-- Start Source data --

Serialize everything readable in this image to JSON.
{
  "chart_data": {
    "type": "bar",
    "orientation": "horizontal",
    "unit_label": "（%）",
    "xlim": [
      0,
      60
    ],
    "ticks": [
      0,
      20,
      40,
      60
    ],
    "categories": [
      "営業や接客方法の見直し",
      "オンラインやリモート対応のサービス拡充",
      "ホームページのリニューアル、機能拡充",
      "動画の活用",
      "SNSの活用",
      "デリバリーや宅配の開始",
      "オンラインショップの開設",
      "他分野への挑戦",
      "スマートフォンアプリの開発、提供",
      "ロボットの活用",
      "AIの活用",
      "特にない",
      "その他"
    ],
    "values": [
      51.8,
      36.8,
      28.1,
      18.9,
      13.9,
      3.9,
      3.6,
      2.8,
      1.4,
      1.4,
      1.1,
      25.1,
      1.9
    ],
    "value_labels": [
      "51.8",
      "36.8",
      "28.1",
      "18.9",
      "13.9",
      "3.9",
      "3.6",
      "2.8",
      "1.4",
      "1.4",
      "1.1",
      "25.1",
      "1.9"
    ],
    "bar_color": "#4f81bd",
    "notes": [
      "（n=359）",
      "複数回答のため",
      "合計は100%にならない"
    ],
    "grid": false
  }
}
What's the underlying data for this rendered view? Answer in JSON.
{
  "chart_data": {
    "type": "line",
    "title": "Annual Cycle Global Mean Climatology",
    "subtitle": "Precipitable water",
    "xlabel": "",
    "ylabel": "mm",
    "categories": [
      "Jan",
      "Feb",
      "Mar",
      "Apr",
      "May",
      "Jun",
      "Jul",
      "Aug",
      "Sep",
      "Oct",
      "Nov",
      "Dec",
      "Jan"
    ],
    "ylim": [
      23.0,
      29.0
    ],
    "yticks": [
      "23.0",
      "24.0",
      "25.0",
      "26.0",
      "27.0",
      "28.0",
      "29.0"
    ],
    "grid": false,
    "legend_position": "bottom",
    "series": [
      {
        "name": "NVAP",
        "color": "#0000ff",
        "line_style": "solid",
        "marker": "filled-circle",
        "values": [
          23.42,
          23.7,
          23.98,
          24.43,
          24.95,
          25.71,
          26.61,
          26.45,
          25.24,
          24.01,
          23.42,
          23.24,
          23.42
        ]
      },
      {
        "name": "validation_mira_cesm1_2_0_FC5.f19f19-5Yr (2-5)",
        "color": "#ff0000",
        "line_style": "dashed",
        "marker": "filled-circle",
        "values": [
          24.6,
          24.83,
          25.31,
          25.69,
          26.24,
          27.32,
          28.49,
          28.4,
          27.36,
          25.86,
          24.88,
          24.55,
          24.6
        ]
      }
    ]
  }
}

-- End Source data --

What you have to do: All records above must be set down exactly, please.

Response for this exercise:
Serialize everything readable in this image to JSON.
{
  "chart_data": {
    "type": "bar",
    "orientation": "horizontal",
    "unit_label": "（%）",
    "xlim": [
      0,
      60
    ],
    "ticks": [
      0,
      20,
      40,
      60
    ],
    "categories": [
      "営業や接客方法の見直し",
      "オンラインやリモート対応のサービス拡充",
      "ホームページのリニューアル、機能拡充",
      "動画の活用",
      "SNSの活用",
      "デリバリーや宅配の開始",
      "オンラインショップの開設",
      "他分野への挑戦",
      "スマートフォンアプリの開発、提供",
      "ロボットの活用",
      "AIの活用",
      "特にない",
      "その他"
    ],
    "values": [
      51.8,
      36.8,
      28.1,
      18.9,
      13.9,
      3.9,
      3.6,
      2.8,
      1.4,
      1.4,
      1.1,
      25.1,
      1.9
    ],
    "value_labels": [
      "51.8",
      "36.8",
      "28.1",
      "18.9",
      "13.9",
      "3.9",
      "3.6",
      "2.8",
      "1.4",
      "1.4",
      "1.1",
      "25.1",
      "1.9"
    ],
    "bar_color": "#4f81bd",
    "notes": [
      "（n=359）",
      "複数回答のため",
      "合計は100%にならない"
    ],
    "grid": false
  }
}
What's the underlying data for this rendered view? Answer in JSON.
{
  "chart_data": {
    "type": "line",
    "title": "Annual Cycle Global Mean Climatology",
    "subtitle": "Precipitable water",
    "xlabel": "",
    "ylabel": "mm",
    "categories": [
      "Jan",
      "Feb",
      "Mar",
      "Apr",
      "May",
      "Jun",
      "Jul",
      "Aug",
      "Sep",
      "Oct",
      "Nov",
      "Dec",
      "Jan"
    ],
    "ylim": [
      23.0,
      29.0
    ],
    "yticks": [
      "23.0",
      "24.0",
      "25.0",
      "26.0",
      "27.0",
      "28.0",
      "29.0"
    ],
    "grid": false,
    "legend_position": "bottom",
    "series": [
      {
        "name": "NVAP",
        "color": "#0000ff",
        "line_style": "solid",
        "marker": "filled-circle",
        "values": [
          23.42,
          23.7,
          23.98,
          24.43,
          24.95,
          25.71,
          26.61,
          26.45,
          25.24,
          24.01,
          23.42,
          23.24,
          23.42
        ]
      },
      {
        "name": "validation_mira_cesm1_2_0_FC5.f19f19-5Yr (2-5)",
        "color": "#ff0000",
        "line_style": "dashed",
        "marker": "filled-circle",
        "values": [
          24.6,
          24.83,
          25.31,
          25.69,
          26.24,
          27.32,
          28.49,
          28.4,
          27.36,
          25.86,
          24.88,
          24.55,
          24.6
        ]
      }
    ]
  }
}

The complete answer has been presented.